:: DATA SHOWN ::

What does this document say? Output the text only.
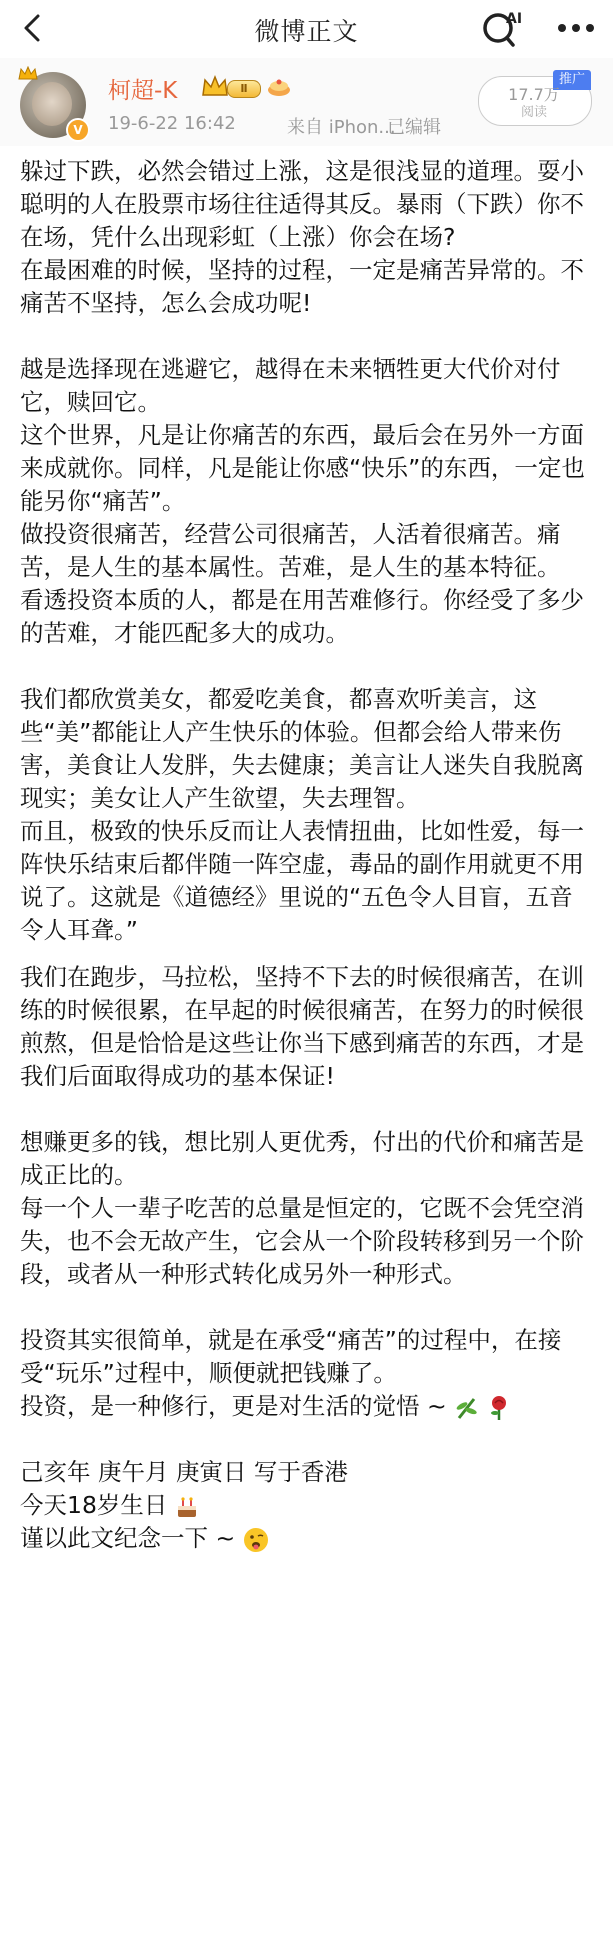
微博正文	AI
V
柯超-K	Ⅱ
19-6-22 16:42	来自 iPhon...
已编辑
推广
17.7万
阅读

躲过下跌，必然会错过上涨，这是很浅显的道理。耍小聪明的人在股票市场往往适得其反。暴雨（下跌）你不在场，凭什么出现彩虹（上涨）你会在场?

在最困难的时候，坚持的过程，一定是痛苦异常的。不痛苦不坚持，怎么会成功呢!

越是选择现在逃避它，越得在未来牺牲更大代价对付它，赎回它。

这个世界，凡是让你痛苦的东西，最后会在另外一方面来成就你。同样，凡是能让你感“快乐”的东西，一定也能另你“痛苦”。

做投资很痛苦，经营公司很痛苦，人活着很痛苦。痛苦，是人生的基本属性。苦难，是人生的基本特征。

看透投资本质的人，都是在用苦难修行。你经受了多少的苦难，才能匹配多大的成功。

我们都欣赏美女，都爱吃美食，都喜欢听美言，这些“美”都能让人产生快乐的体验。但都会给人带来伤害，美食让人发胖，失去健康；美言让人迷失自我脱离现实；美女让人产生欲望，失去理智。

而且，极致的快乐反而让人表情扭曲，比如性爱，每一阵快乐结束后都伴随一阵空虚，毒品的副作用就更不用说了。这就是《道德经》里说的“五色令人目盲，五音令人耳聋。”

我们在跑步，马拉松，坚持不下去的时候很痛苦，在训练的时候很累，在早起的时候很痛苦，在努力的时候很煎熬，但是恰恰是这些让你当下感到痛苦的东西，才是我们后面取得成功的基本保证!

想赚更多的钱，想比别人更优秀，付出的代价和痛苦是成正比的。

每一个人一辈子吃苦的总量是恒定的，它既不会凭空消失，也不会无故产生，它会从一个阶段转移到另一个阶段，或者从一种形式转化成另外一种形式。

投资其实很简单，就是在承受“痛苦”的过程中，在接受“玩乐”过程中，顺便就把钱赚了。

投资，是一种修行，更是对生活的觉悟 ~

己亥年 庚午月 庚寅日 写于香港

今天18岁生日

谨以此文纪念一下 ~
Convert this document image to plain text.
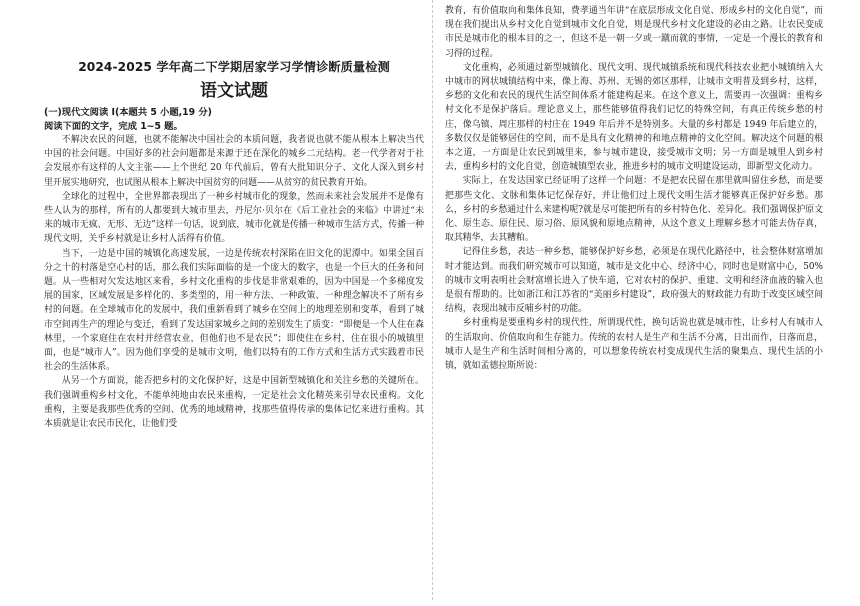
2024-2025 学年高二下学期居家学习学情诊断质量检测
语文试题
(一)现代文阅读 I(本题共 5 小题,19 分)
阅读下面的文字，完成 1~5 题。

不解决农民的问题，也就不能解决中国社会的本质问题，我者说也就不能从根本上解决当代中国的社会问题。中国好多的社会问题都是来源于还在深化的城乡二元结构。老一代学者对于社会发展亦有这样的人文主张——上个世纪 20 年代前后，曾有大批知识分子、文化人深入到乡村里开展实地研究，也试图从根本上解决中国贫穷的问题——从贫穷的贫民教育开始。

全球化的过程中，全世界都表现出了一种乡村城市化的现象，然而未来社会发展并不是像有些人认为的那样，所有的人都要到大城市里去，丹尼尔·贝尔在《后工业社会的来临》中讲过“未来的城市无疯、无形、无边”这样一句话，说到底，城市化就是传播一种城市生活方式，传播一种现代文明，关乎乡村就是让乡村人活得有价值。

当下，一边是中国的城镇化高速发展，一边是传统农村深陷在旧文化的泥潭中。如果全国百分之十的村落是空心村的话，那么我们实际面临的是一个庞大的数字，也是一个巨大的任务和问题。从一些相对欠发达地区来看，乡村文化重构的步伐是非常艰难的，因为中国是一个多梯度发展的国家，区域发展是多样化的、多类型的，用一种方法、一种政策、一种理念解决不了所有乡村的问题。在全球城市化的发展中，我们重新看到了城乡在空间上的地理差别和变革，看到了城市空间再生产的理论与变迁，看到了发达国家城乡之间的差别发生了质变：“即便是一个人住在森林里，一个家庭住在农村并经营农业，但他们也不是农民”；即使住在乡村，住在很小的城镇里面，也是“城市人”。因为他们享受的是城市文明，他们以特有的工作方式和生活方式实践着市民社会的生活体系。

从另一个方面说，能否把乡村的文化保护好，这是中国新型城镇化和关注乡愁的关键所在。我们强调重构乡村文化，不能单纯地由农民来重构，一定是社会文化精英来引导农民重构。文化重构，主要是我那些优秀的空间、优秀的地域精神，找那些值得传承的集体记忆来进行重构。其本质就是让农民市民化，让他们受

教育，有价值取向和集体良知，费孝通当年讲“在底层形成文化自觉、形成乡村的文化自觉”，而现在我们提出从乡村文化自觉到城市文化自觉，则是现代乡村文化建设的必由之路。让农民变成市民是城市化的根本目的之一，但这不是一朝一夕或一蹴而就的事情，一定是一个漫长的教育和习得的过程。

文化重构，必须通过新型城镇化、现代文明、现代城镇系统和现代科技农业把小城镇纳入大中城市的网状城镇结构中来，像上海、苏州、无锡的郊区那样，让城市文明普及到乡村，这样，乡愁的文化和农民的现代生活空间体系才能建构起来。在这个意义上，需要再一次强调：重构乡村文化不是保护落后。理论意义上，那些能够值得我们记忆的特殊空间，有真正传统乡愁的村庄，像乌镇、周庄那样的村庄在 1949 年后并不是特别多。大量的乡村都是 1949 年后建立的，多数仅仅是能够居住的空间，而不是具有文化精神的和地点精神的文化空间。解决这个问题的根本之道，一方面是让农民到城里来，参与城市建设，接受城市文明；另一方面是城里人到乡村去，重构乡村的文化自觉，创造城镇型农业，推进乡村的城市文明建设运动，即新型文化动力。

实际上，在发达国家已经证明了这样一个问题：不是把农民留在那里就叫留住乡愁，而是要把那些文化、文脉和集体记忆保存好，并让他们过上现代文明生活才能够真正保护好乡愁。那么，乡村的乡愁通过什么来建构呢?就是尽可能把所有的乡村特色化、差异化。我们强调保护原文化、原生态、原住民、原习俗、原风貌和原地点精神，从这个意义上理解乡愁才可能去伪存真，取其精华，去其糟粕。

记得住乡愁，表达一种乡愁，能够保护好乡愁，必须是在现代化路径中，社会整体财富增加时才能达到。而我们研究城市可以知道，城市是文化中心、经济中心，同时也是财富中心，50% 的城市文明表明社会财富增长进入了快车道，它对农村的保护、重建、文明和经济血液的输入也是很有帮助的。比如浙江和江苏省的“美丽乡村建设”，政府强大的财政能力有助于改变区域空间结构，表现出城市反哺乡村的功能。

乡村重构是要重构乡村的现代性，所谓现代性，换句话说也就是城市性，让乡村人有城市人的生活取向、价值取向和生存能力。传统的农村人是生产和生活不分离，日出而作，日落而息，城市人是生产和生活时间相分离的，可以想象传统农村变成现代生活的聚集点、现代生活的小镇，就如孟德拉斯所说：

:::

__AIM OF THE EXERCISE__:
Reproduce each entry precisely. Leave the pictures out.

__COMPLETE RESPONSE__:
What does this document say? Output the text only.
微博正文	AI
V
柯超-K	Ⅱ
19-6-22 16:42	来自 iPhon...
已编辑
推广
17.7万
阅读

躲过下跌，必然会错过上涨，这是很浅显的道理。耍小聪明的人在股票市场往往适得其反。暴雨（下跌）你不在场，凭什么出现彩虹（上涨）你会在场?

在最困难的时候，坚持的过程，一定是痛苦异常的。不痛苦不坚持，怎么会成功呢!

越是选择现在逃避它，越得在未来牺牲更大代价对付它，赎回它。

这个世界，凡是让你痛苦的东西，最后会在另外一方面来成就你。同样，凡是能让你感“快乐”的东西，一定也能另你“痛苦”。

做投资很痛苦，经营公司很痛苦，人活着很痛苦。痛苦，是人生的基本属性。苦难，是人生的基本特征。

看透投资本质的人，都是在用苦难修行。你经受了多少的苦难，才能匹配多大的成功。

我们都欣赏美女，都爱吃美食，都喜欢听美言，这些“美”都能让人产生快乐的体验。但都会给人带来伤害，美食让人发胖，失去健康；美言让人迷失自我脱离现实；美女让人产生欲望，失去理智。

而且，极致的快乐反而让人表情扭曲，比如性爱，每一阵快乐结束后都伴随一阵空虚，毒品的副作用就更不用说了。这就是《道德经》里说的“五色令人目盲，五音令人耳聋。”

我们在跑步，马拉松，坚持不下去的时候很痛苦，在训练的时候很累，在早起的时候很痛苦，在努力的时候很煎熬，但是恰恰是这些让你当下感到痛苦的东西，才是我们后面取得成功的基本保证!

想赚更多的钱，想比别人更优秀，付出的代价和痛苦是成正比的。

每一个人一辈子吃苦的总量是恒定的，它既不会凭空消失，也不会无故产生，它会从一个阶段转移到另一个阶段，或者从一种形式转化成另外一种形式。

投资其实很简单，就是在承受“痛苦”的过程中，在接受“玩乐”过程中，顺便就把钱赚了。

投资，是一种修行，更是对生活的觉悟 ~

己亥年 庚午月 庚寅日 写于香港

今天18岁生日

谨以此文纪念一下 ~
Convert this document image to plain text.
2024-2025 学年高二下学期居家学习学情诊断质量检测
语文试题
(一)现代文阅读 I(本题共 5 小题,19 分)
阅读下面的文字，完成 1~5 题。

不解决农民的问题，也就不能解决中国社会的本质问题，我者说也就不能从根本上解决当代中国的社会问题。中国好多的社会问题都是来源于还在深化的城乡二元结构。老一代学者对于社会发展亦有这样的人文主张——上个世纪 20 年代前后，曾有大批知识分子、文化人深入到乡村里开展实地研究，也试图从根本上解决中国贫穷的问题——从贫穷的贫民教育开始。

全球化的过程中，全世界都表现出了一种乡村城市化的现象，然而未来社会发展并不是像有些人认为的那样，所有的人都要到大城市里去，丹尼尔·贝尔在《后工业社会的来临》中讲过“未来的城市无疯、无形、无边”这样一句话，说到底，城市化就是传播一种城市生活方式，传播一种现代文明，关乎乡村就是让乡村人活得有价值。

当下，一边是中国的城镇化高速发展，一边是传统农村深陷在旧文化的泥潭中。如果全国百分之十的村落是空心村的话，那么我们实际面临的是一个庞大的数字，也是一个巨大的任务和问题。从一些相对欠发达地区来看，乡村文化重构的步伐是非常艰难的，因为中国是一个多梯度发展的国家，区域发展是多样化的、多类型的，用一种方法、一种政策、一种理念解决不了所有乡村的问题。在全球城市化的发展中，我们重新看到了城乡在空间上的地理差别和变革，看到了城市空间再生产的理论与变迁，看到了发达国家城乡之间的差别发生了质变：“即便是一个人住在森林里，一个家庭住在农村并经营农业，但他们也不是农民”；即使住在乡村，住在很小的城镇里面，也是“城市人”。因为他们享受的是城市文明，他们以特有的工作方式和生活方式实践着市民社会的生活体系。

从另一个方面说，能否把乡村的文化保护好，这是中国新型城镇化和关注乡愁的关键所在。我们强调重构乡村文化，不能单纯地由农民来重构，一定是社会文化精英来引导农民重构。文化重构，主要是我那些优秀的空间、优秀的地域精神，找那些值得传承的集体记忆来进行重构。其本质就是让农民市民化，让他们受

教育，有价值取向和集体良知，费孝通当年讲“在底层形成文化自觉、形成乡村的文化自觉”，而现在我们提出从乡村文化自觉到城市文化自觉，则是现代乡村文化建设的必由之路。让农民变成市民是城市化的根本目的之一，但这不是一朝一夕或一蹴而就的事情，一定是一个漫长的教育和习得的过程。

文化重构，必须通过新型城镇化、现代文明、现代城镇系统和现代科技农业把小城镇纳入大中城市的网状城镇结构中来，像上海、苏州、无锡的郊区那样，让城市文明普及到乡村，这样，乡愁的文化和农民的现代生活空间体系才能建构起来。在这个意义上，需要再一次强调：重构乡村文化不是保护落后。理论意义上，那些能够值得我们记忆的特殊空间，有真正传统乡愁的村庄，像乌镇、周庄那样的村庄在 1949 年后并不是特别多。大量的乡村都是 1949 年后建立的，多数仅仅是能够居住的空间，而不是具有文化精神的和地点精神的文化空间。解决这个问题的根本之道，一方面是让农民到城里来，参与城市建设，接受城市文明；另一方面是城里人到乡村去，重构乡村的文化自觉，创造城镇型农业，推进乡村的城市文明建设运动，即新型文化动力。

实际上，在发达国家已经证明了这样一个问题：不是把农民留在那里就叫留住乡愁，而是要把那些文化、文脉和集体记忆保存好，并让他们过上现代文明生活才能够真正保护好乡愁。那么，乡村的乡愁通过什么来建构呢?就是尽可能把所有的乡村特色化、差异化。我们强调保护原文化、原生态、原住民、原习俗、原风貌和原地点精神，从这个意义上理解乡愁才可能去伪存真，取其精华，去其糟粕。

记得住乡愁，表达一种乡愁，能够保护好乡愁，必须是在现代化路径中，社会整体财富增加时才能达到。而我们研究城市可以知道，城市是文化中心、经济中心，同时也是财富中心，50% 的城市文明表明社会财富增长进入了快车道，它对农村的保护、重建、文明和经济血液的输入也是很有帮助的。比如浙江和江苏省的“美丽乡村建设”，政府强大的财政能力有助于改变区域空间结构，表现出城市反哺乡村的功能。

乡村重构是要重构乡村的现代性，所谓现代性，换句话说也就是城市性，让乡村人有城市人的生活取向、价值取向和生存能力。传统的农村人是生产和生活不分离，日出而作，日落而息，城市人是生产和生活时间相分离的，可以想象传统农村变成现代生活的聚集点、现代生活的小镇，就如孟德拉斯所说：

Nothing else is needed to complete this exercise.